__PROBLEM DESCRIPTION__
State how many lines include "Setting", giving the number by itself.

__MATERIAL TO PROCESS__

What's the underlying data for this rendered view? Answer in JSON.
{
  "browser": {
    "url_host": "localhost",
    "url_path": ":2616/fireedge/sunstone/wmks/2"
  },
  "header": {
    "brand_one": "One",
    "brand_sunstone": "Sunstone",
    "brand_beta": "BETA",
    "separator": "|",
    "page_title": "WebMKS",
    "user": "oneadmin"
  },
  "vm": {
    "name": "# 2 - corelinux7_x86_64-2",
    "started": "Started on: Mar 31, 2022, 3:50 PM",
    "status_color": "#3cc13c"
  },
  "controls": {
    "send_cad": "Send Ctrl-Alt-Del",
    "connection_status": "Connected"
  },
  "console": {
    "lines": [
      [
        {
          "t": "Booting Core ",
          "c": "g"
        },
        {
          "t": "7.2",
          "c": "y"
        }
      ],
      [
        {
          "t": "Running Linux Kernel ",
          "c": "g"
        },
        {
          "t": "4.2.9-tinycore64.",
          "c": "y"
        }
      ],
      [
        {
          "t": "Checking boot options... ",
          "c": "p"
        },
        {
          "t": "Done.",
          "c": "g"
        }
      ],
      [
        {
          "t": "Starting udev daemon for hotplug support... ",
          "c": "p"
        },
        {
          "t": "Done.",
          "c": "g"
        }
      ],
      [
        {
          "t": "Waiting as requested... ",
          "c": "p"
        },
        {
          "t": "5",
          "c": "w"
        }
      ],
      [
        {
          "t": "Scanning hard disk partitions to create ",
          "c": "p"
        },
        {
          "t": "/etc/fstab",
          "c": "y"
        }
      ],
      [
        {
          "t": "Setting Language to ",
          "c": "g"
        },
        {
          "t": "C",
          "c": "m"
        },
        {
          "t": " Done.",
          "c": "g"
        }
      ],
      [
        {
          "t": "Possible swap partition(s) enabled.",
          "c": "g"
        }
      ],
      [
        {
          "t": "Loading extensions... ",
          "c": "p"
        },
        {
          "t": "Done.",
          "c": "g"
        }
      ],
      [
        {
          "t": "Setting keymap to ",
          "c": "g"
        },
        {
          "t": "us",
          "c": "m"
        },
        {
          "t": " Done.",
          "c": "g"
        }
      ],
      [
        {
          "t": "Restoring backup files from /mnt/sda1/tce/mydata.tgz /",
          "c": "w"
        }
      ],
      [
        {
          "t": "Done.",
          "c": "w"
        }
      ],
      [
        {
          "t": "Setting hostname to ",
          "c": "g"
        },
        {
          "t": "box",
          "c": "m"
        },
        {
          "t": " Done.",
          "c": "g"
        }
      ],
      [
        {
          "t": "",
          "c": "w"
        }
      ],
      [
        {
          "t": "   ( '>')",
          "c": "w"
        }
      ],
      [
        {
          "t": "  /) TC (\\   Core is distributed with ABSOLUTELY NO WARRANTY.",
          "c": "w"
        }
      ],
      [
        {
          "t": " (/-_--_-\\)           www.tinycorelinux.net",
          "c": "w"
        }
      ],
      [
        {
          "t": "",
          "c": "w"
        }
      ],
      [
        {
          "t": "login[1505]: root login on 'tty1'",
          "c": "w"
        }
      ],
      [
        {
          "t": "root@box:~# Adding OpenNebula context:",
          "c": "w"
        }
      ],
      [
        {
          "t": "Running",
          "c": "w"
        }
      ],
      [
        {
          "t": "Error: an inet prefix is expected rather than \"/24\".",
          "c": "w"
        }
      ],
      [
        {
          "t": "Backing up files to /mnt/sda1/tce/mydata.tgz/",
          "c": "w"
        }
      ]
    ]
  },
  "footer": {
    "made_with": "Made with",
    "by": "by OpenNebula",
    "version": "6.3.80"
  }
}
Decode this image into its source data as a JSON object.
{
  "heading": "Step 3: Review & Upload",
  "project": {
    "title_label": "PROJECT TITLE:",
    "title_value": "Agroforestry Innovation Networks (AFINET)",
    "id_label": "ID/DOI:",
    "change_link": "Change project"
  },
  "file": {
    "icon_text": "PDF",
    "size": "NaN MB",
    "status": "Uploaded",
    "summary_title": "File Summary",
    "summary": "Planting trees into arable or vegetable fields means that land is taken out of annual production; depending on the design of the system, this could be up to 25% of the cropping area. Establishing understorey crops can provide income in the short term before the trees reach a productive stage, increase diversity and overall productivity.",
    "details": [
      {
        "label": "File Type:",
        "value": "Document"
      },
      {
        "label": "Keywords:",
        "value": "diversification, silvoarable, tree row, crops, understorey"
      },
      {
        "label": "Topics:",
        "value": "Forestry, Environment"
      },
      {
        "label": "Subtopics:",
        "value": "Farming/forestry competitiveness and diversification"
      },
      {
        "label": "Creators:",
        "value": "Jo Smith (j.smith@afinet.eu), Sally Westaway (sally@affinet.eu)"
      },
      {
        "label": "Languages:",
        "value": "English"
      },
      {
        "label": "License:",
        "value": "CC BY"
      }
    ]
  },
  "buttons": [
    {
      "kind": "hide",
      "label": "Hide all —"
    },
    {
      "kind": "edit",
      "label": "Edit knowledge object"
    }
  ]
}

__THE REPLY__
3